(Work to complete): Below are records to transcribe exactly, without their pictures.
## start Input for this task
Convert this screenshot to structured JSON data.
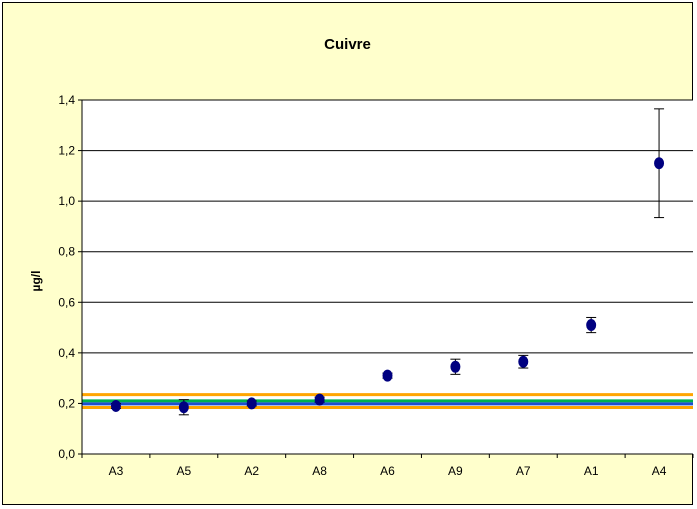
{
  "chart_data": {
    "type": "scatter",
    "title": "Cuivre",
    "ylabel": "µg/l",
    "xlabel": "",
    "categories": [
      "A3",
      "A5",
      "A2",
      "A8",
      "A6",
      "A9",
      "A7",
      "A1",
      "A4"
    ],
    "series": [
      {
        "values": [
          0.19,
          0.185,
          0.2,
          0.215,
          0.31,
          0.345,
          0.365,
          0.51,
          1.15
        ],
        "errors": [
          0.01,
          0.03,
          0.01,
          0.01,
          0.01,
          0.03,
          0.025,
          0.03,
          0.215
        ],
        "color": "#000080"
      }
    ],
    "reference_lines": [
      {
        "value": 0.235,
        "color": "#ffa500"
      },
      {
        "value": 0.21,
        "color": "#00b050"
      },
      {
        "value": 0.198,
        "color": "#1f4fd0"
      },
      {
        "value": 0.184,
        "color": "#ffa500"
      }
    ],
    "ylim": [
      0,
      1.4
    ],
    "yticks": [
      "0,0",
      "0,2",
      "0,4",
      "0,6",
      "0,8",
      "1,0",
      "1,2",
      "1,4"
    ],
    "grid": true,
    "legend": "none"
  }
}
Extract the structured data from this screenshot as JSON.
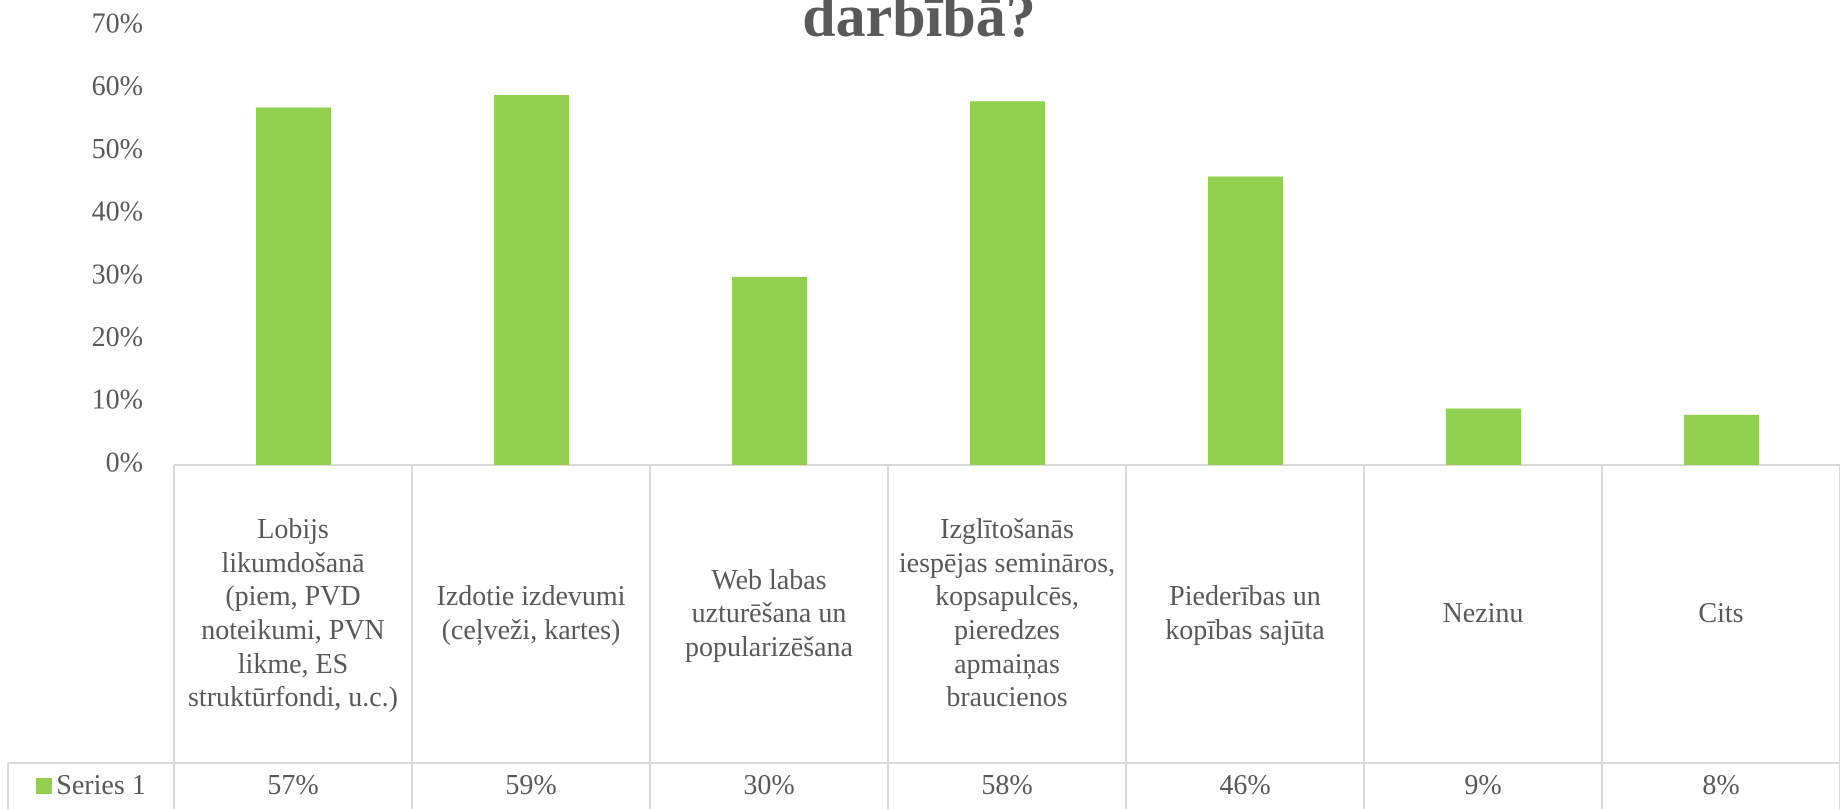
{
  "chart_data": {
    "type": "bar",
    "title": "darbībā?",
    "categories": [
      "Lobijs likumdošanā (piem, PVD noteikumi, PVN likme, ES struktūrfondi, u.c.)",
      "Izdotie izdevumi (ceļveži, kartes)",
      "Web labas uzturēšana un popularizēšana",
      "Izglītošanās iespējas semināros, kopsapulcēs, pieredzes apmaiņas braucienos",
      "Piederības un kopības sajūta",
      "Nezinu",
      "Cits"
    ],
    "series": [
      {
        "name": "Series 1",
        "color": "#92d050",
        "values": [
          57,
          59,
          30,
          58,
          46,
          9,
          8
        ],
        "value_labels": [
          "57%",
          "59%",
          "30%",
          "58%",
          "46%",
          "9%",
          "8%"
        ]
      }
    ],
    "ylim": [
      0,
      70
    ],
    "yticks": [
      {
        "value": 0,
        "label": "0%"
      },
      {
        "value": 10,
        "label": "10%"
      },
      {
        "value": 20,
        "label": "20%"
      },
      {
        "value": 30,
        "label": "30%"
      },
      {
        "value": 40,
        "label": "40%"
      },
      {
        "value": 50,
        "label": "50%"
      },
      {
        "value": 60,
        "label": "60%"
      },
      {
        "value": 70,
        "label": "70%"
      }
    ]
  }
}
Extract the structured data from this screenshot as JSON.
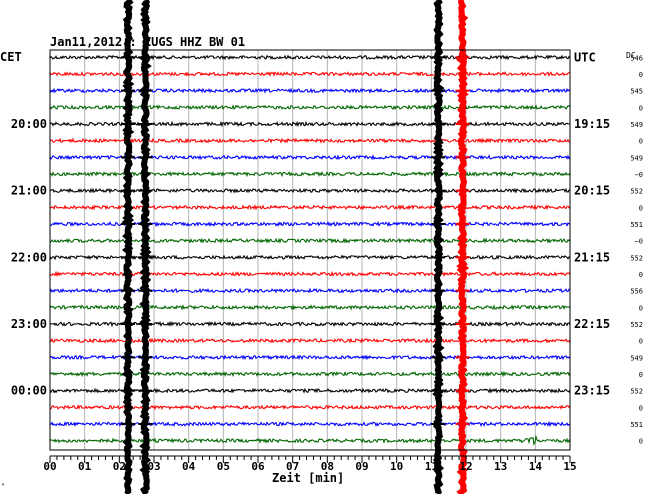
{
  "chart_data": {
    "type": "line",
    "title": "Jan11,2012 : ZUGS HHZ BW 01",
    "left_timezone": "CET",
    "right_timezone": "UTC",
    "dc_header": "DC",
    "xlabel": "Zeit [min]",
    "xlim": [
      0,
      15
    ],
    "x_ticks": [
      "00",
      "01",
      "02",
      "03",
      "04",
      "05",
      "06",
      "07",
      "08",
      "09",
      "10",
      "11",
      "12",
      "13",
      "14",
      "15"
    ],
    "left_hour_labels": [
      {
        "trace": 4,
        "label": "20:00"
      },
      {
        "trace": 8,
        "label": "21:00"
      },
      {
        "trace": 12,
        "label": "22:00"
      },
      {
        "trace": 16,
        "label": "23:00"
      },
      {
        "trace": 20,
        "label": "00:00"
      }
    ],
    "right_hour_labels": [
      {
        "trace": 0,
        "label": "UTC"
      },
      {
        "trace": 4,
        "label": "19:15"
      },
      {
        "trace": 8,
        "label": "20:15"
      },
      {
        "trace": 12,
        "label": "21:15"
      },
      {
        "trace": 16,
        "label": "22:15"
      },
      {
        "trace": 20,
        "label": "23:15"
      }
    ],
    "dc_values": [
      "546",
      "0",
      "545",
      "0",
      "549",
      "0",
      "549",
      "−0",
      "552",
      "0",
      "551",
      "−0",
      "552",
      "0",
      "556",
      "0",
      "552",
      "0",
      "549",
      "0",
      "552",
      "0",
      "551",
      "0"
    ],
    "trace_colors": [
      "#000000",
      "#ff0000",
      "#0000ff",
      "#006600"
    ],
    "trace_count": 24,
    "events": [
      {
        "x_min": 2.25,
        "color": "#000000",
        "label": "vertical burst"
      },
      {
        "x_min": 2.75,
        "color": "#000000",
        "label": "vertical burst"
      },
      {
        "x_min": 11.2,
        "color": "#000000",
        "label": "vertical burst"
      },
      {
        "x_min": 11.9,
        "color": "#ff0000",
        "label": "vertical burst"
      }
    ],
    "corner_mark": "ᴬ"
  }
}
## end Input for this task
(Answer to this task):
Convert this screenshot to structured JSON data.
{
  "chart_data": {
    "type": "scatter",
    "title": "Cuivre",
    "ylabel": "µg/l",
    "xlabel": "",
    "categories": [
      "A3",
      "A5",
      "A2",
      "A8",
      "A6",
      "A9",
      "A7",
      "A1",
      "A4"
    ],
    "series": [
      {
        "values": [
          0.19,
          0.185,
          0.2,
          0.215,
          0.31,
          0.345,
          0.365,
          0.51,
          1.15
        ],
        "errors": [
          0.01,
          0.03,
          0.01,
          0.01,
          0.01,
          0.03,
          0.025,
          0.03,
          0.215
        ],
        "color": "#000080"
      }
    ],
    "reference_lines": [
      {
        "value": 0.235,
        "color": "#ffa500"
      },
      {
        "value": 0.21,
        "color": "#00b050"
      },
      {
        "value": 0.198,
        "color": "#1f4fd0"
      },
      {
        "value": 0.184,
        "color": "#ffa500"
      }
    ],
    "ylim": [
      0,
      1.4
    ],
    "yticks": [
      "0,0",
      "0,2",
      "0,4",
      "0,6",
      "0,8",
      "1,0",
      "1,2",
      "1,4"
    ],
    "grid": true,
    "legend": "none"
  }
}
Extract the structured data from this screenshot as JSON.
{
  "chart_data": {
    "type": "bar",
    "title": "darbībā?",
    "categories": [
      "Lobijs likumdošanā (piem, PVD noteikumi, PVN likme, ES struktūrfondi, u.c.)",
      "Izdotie izdevumi (ceļveži, kartes)",
      "Web labas uzturēšana un popularizēšana",
      "Izglītošanās iespējas semināros, kopsapulcēs, pieredzes apmaiņas braucienos",
      "Piederības un kopības sajūta",
      "Nezinu",
      "Cits"
    ],
    "series": [
      {
        "name": "Series 1",
        "color": "#92d050",
        "values": [
          57,
          59,
          30,
          58,
          46,
          9,
          8
        ],
        "value_labels": [
          "57%",
          "59%",
          "30%",
          "58%",
          "46%",
          "9%",
          "8%"
        ]
      }
    ],
    "ylim": [
      0,
      70
    ],
    "yticks": [
      {
        "value": 0,
        "label": "0%"
      },
      {
        "value": 10,
        "label": "10%"
      },
      {
        "value": 20,
        "label": "20%"
      },
      {
        "value": 30,
        "label": "30%"
      },
      {
        "value": 40,
        "label": "40%"
      },
      {
        "value": 50,
        "label": "50%"
      },
      {
        "value": 60,
        "label": "60%"
      },
      {
        "value": 70,
        "label": "70%"
      }
    ]
  }
}
Extract the structured data from this screenshot as JSON.
{
  "chart_data": {
    "type": "line",
    "title": "Jan11,2012 : ZUGS HHZ BW 01",
    "left_timezone": "CET",
    "right_timezone": "UTC",
    "dc_header": "DC",
    "xlabel": "Zeit [min]",
    "xlim": [
      0,
      15
    ],
    "x_ticks": [
      "00",
      "01",
      "02",
      "03",
      "04",
      "05",
      "06",
      "07",
      "08",
      "09",
      "10",
      "11",
      "12",
      "13",
      "14",
      "15"
    ],
    "left_hour_labels": [
      {
        "trace": 4,
        "label": "20:00"
      },
      {
        "trace": 8,
        "label": "21:00"
      },
      {
        "trace": 12,
        "label": "22:00"
      },
      {
        "trace": 16,
        "label": "23:00"
      },
      {
        "trace": 20,
        "label": "00:00"
      }
    ],
    "right_hour_labels": [
      {
        "trace": 0,
        "label": "UTC"
      },
      {
        "trace": 4,
        "label": "19:15"
      },
      {
        "trace": 8,
        "label": "20:15"
      },
      {
        "trace": 12,
        "label": "21:15"
      },
      {
        "trace": 16,
        "label": "22:15"
      },
      {
        "trace": 20,
        "label": "23:15"
      }
    ],
    "dc_values": [
      "546",
      "0",
      "545",
      "0",
      "549",
      "0",
      "549",
      "−0",
      "552",
      "0",
      "551",
      "−0",
      "552",
      "0",
      "556",
      "0",
      "552",
      "0",
      "549",
      "0",
      "552",
      "0",
      "551",
      "0"
    ],
    "trace_colors": [
      "#000000",
      "#ff0000",
      "#0000ff",
      "#006600"
    ],
    "trace_count": 24,
    "events": [
      {
        "x_min": 2.25,
        "color": "#000000",
        "label": "vertical burst"
      },
      {
        "x_min": 2.75,
        "color": "#000000",
        "label": "vertical burst"
      },
      {
        "x_min": 11.2,
        "color": "#000000",
        "label": "vertical burst"
      },
      {
        "x_min": 11.9,
        "color": "#ff0000",
        "label": "vertical burst"
      }
    ],
    "corner_mark": "ᴬ"
  }
}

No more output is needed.